──────── Material for the task

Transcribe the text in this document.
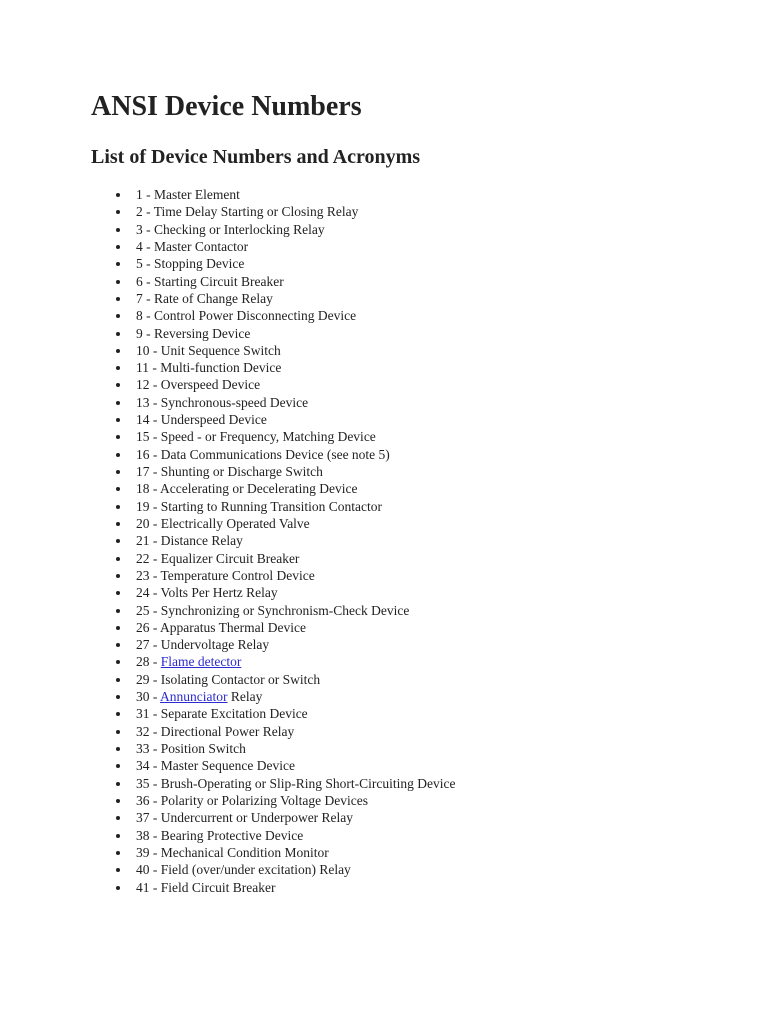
ANSI Device Numbers
List of Device Numbers and Acronyms
1 - Master Element
2 - Time Delay Starting or Closing Relay
3 - Checking or Interlocking Relay
4 - Master Contactor
5 - Stopping Device
6 - Starting Circuit Breaker
7 - Rate of Change Relay
8 - Control Power Disconnecting Device
9 - Reversing Device
10 - Unit Sequence Switch
11 - Multi-function Device
12 - Overspeed Device
13 - Synchronous-speed Device
14 - Underspeed Device
15 - Speed - or Frequency, Matching Device
16 - Data Communications Device (see note 5)
17 - Shunting or Discharge Switch
18 - Accelerating or Decelerating Device
19 - Starting to Running Transition Contactor
20 - Electrically Operated Valve
21 - Distance Relay
22 - Equalizer Circuit Breaker
23 - Temperature Control Device
24 - Volts Per Hertz Relay
25 - Synchronizing or Synchronism-Check Device
26 - Apparatus Thermal Device
27 - Undervoltage Relay
28 - Flame detector
29 - Isolating Contactor or Switch
30 - Annunciator Relay
31 - Separate Excitation Device
32 - Directional Power Relay
33 - Position Switch
34 - Master Sequence Device
35 - Brush-Operating or Slip-Ring Short-Circuiting Device
36 - Polarity or Polarizing Voltage Devices
37 - Undercurrent or Underpower Relay
38 - Bearing Protective Device
39 - Mechanical Condition Monitor
40 - Field (over/under excitation) Relay
41 - Field Circuit Breaker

────────────────

What you will do
Look through the data above. Each line containing the word "Relay" needs to be copied.

Solution to this task
2 - Time Delay Starting or Closing Relay
3 - Checking or Interlocking Relay
7 - Rate of Change Relay
21 - Distance Relay
24 - Volts Per Hertz Relay
27 - Undervoltage Relay
30 - Annunciator Relay
32 - Directional Power Relay
37 - Undercurrent or Underpower Relay
40 - Field (over/under excitation) Relay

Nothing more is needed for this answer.